* Start Exercise inputs *

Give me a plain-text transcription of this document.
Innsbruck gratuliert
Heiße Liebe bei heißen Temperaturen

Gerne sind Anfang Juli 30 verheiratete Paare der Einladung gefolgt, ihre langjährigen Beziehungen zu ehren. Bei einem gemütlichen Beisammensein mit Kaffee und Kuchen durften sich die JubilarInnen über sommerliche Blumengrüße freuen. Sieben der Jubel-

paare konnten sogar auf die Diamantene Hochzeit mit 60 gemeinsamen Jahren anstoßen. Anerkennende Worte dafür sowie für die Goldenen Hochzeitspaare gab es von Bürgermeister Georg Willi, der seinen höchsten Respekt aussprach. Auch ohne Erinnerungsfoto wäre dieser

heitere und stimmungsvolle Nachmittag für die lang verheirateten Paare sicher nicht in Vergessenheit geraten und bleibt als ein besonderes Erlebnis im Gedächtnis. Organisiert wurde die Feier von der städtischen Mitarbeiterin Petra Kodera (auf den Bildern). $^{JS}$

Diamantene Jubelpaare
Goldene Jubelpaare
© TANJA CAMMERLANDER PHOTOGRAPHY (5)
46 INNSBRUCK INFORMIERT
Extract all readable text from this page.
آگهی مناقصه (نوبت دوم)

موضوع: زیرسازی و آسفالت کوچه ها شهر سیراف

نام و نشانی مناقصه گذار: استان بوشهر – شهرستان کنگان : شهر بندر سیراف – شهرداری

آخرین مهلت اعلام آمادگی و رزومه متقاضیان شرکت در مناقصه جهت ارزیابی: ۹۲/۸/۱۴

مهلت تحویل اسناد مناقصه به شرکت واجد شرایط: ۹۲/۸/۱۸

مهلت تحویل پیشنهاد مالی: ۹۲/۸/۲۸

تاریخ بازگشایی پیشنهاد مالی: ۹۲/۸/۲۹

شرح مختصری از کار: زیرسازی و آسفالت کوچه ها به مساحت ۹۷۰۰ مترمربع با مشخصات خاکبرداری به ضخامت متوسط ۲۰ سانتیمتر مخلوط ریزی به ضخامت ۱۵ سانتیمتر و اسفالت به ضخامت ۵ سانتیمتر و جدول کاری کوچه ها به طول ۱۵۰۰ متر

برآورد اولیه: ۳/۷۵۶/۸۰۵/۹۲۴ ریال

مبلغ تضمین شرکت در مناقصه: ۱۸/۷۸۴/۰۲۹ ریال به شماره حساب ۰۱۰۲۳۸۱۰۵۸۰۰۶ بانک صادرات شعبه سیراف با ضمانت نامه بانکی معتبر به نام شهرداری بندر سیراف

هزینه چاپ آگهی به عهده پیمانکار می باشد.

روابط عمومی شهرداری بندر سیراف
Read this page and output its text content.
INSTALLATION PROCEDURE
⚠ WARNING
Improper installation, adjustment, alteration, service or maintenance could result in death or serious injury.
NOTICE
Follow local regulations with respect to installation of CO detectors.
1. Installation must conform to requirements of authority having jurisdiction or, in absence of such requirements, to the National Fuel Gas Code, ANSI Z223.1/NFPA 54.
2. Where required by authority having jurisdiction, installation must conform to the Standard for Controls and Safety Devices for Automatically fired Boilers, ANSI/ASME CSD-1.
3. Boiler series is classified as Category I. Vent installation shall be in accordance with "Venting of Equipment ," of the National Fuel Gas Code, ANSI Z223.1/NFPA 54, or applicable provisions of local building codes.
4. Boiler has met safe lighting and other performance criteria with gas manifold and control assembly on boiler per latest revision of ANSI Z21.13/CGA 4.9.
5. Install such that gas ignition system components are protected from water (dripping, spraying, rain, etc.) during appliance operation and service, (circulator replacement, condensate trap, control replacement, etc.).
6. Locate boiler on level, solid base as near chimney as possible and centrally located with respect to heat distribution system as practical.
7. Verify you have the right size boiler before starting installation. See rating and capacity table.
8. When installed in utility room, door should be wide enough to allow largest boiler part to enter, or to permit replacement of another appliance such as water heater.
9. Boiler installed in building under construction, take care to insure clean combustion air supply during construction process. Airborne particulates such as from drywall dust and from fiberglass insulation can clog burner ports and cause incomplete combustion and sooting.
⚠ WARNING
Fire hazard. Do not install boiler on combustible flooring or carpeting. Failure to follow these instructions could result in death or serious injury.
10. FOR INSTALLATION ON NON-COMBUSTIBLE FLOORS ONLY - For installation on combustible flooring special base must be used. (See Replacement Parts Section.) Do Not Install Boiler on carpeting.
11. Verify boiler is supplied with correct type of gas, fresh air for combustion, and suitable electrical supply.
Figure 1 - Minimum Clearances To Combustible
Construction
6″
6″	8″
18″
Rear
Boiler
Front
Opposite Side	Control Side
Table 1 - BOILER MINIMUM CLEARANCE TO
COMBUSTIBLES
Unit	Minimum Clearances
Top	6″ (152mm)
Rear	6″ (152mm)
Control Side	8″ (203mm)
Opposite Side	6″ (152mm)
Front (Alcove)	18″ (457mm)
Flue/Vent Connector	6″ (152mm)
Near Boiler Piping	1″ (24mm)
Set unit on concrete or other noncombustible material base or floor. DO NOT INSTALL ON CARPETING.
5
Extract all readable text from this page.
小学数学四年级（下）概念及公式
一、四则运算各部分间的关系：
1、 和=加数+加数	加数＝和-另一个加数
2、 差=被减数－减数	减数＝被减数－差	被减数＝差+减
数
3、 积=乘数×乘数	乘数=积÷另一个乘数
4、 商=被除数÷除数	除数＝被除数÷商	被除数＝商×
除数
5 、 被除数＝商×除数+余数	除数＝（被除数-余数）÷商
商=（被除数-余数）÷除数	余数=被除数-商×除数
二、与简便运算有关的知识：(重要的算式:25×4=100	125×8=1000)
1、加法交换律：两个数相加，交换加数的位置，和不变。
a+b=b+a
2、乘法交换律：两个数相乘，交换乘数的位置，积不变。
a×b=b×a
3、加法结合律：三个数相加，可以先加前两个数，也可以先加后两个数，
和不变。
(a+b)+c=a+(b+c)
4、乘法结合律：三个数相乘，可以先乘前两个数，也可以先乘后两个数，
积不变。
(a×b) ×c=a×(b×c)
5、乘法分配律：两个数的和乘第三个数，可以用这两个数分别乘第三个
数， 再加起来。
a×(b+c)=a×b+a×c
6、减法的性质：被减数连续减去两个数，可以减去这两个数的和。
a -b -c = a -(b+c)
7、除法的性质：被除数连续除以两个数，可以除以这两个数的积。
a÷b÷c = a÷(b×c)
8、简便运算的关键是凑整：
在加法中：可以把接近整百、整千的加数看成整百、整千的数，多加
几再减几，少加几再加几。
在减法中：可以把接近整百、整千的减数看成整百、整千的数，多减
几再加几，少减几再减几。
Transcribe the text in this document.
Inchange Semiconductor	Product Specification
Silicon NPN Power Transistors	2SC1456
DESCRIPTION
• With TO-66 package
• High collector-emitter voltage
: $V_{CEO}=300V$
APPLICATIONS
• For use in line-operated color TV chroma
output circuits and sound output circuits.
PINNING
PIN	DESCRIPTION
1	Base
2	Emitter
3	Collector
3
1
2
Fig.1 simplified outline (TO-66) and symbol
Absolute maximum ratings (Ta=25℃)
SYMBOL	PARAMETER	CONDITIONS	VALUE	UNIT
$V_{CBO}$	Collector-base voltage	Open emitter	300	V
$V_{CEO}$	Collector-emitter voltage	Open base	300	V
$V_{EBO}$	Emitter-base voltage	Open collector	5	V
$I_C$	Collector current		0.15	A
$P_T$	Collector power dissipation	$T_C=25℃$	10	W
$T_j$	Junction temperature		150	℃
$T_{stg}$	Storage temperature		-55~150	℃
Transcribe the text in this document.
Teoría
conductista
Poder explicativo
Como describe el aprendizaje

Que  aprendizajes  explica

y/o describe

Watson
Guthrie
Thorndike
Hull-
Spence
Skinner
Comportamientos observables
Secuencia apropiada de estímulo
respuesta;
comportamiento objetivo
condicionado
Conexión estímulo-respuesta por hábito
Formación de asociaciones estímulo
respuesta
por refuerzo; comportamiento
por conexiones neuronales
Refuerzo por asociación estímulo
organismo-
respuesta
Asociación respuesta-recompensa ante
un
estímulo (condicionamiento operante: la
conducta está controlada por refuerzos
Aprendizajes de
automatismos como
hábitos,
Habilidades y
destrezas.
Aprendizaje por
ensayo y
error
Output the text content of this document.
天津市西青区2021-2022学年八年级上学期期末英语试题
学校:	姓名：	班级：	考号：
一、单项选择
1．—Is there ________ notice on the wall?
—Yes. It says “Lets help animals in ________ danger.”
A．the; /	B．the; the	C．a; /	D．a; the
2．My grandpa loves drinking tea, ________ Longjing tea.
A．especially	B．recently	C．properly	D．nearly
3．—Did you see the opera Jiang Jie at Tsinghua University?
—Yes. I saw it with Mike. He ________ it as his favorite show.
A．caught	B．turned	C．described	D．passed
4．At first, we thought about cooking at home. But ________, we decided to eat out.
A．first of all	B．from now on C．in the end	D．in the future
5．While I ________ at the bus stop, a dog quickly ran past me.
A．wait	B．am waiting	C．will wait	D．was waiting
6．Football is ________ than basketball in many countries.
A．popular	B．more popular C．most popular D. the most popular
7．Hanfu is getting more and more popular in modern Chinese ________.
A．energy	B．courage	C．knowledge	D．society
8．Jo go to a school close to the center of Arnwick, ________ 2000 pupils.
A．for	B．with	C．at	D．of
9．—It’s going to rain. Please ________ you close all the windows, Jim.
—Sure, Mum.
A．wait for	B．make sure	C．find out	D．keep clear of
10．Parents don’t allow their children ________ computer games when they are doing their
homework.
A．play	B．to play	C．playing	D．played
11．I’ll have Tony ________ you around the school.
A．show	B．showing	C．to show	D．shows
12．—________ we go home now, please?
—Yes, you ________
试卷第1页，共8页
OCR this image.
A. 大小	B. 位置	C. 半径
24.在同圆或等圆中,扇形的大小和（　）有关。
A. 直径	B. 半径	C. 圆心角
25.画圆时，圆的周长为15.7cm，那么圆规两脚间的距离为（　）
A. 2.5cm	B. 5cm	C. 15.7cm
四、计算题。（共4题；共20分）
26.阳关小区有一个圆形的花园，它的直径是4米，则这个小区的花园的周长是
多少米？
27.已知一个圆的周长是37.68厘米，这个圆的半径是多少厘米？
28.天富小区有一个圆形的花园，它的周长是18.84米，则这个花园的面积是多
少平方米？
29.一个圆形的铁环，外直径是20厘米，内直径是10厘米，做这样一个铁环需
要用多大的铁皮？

* End Exercise inputs *

## Set exercise
Read through the data and copy every line where "Verify" shows up.

## Solution for this problem
7. Verify you have the right size boiler before starting installation. See rating and capacity table.
11. Verify boiler is supplied with correct type of gas, fresh air for combustion, and suitable electrical supply.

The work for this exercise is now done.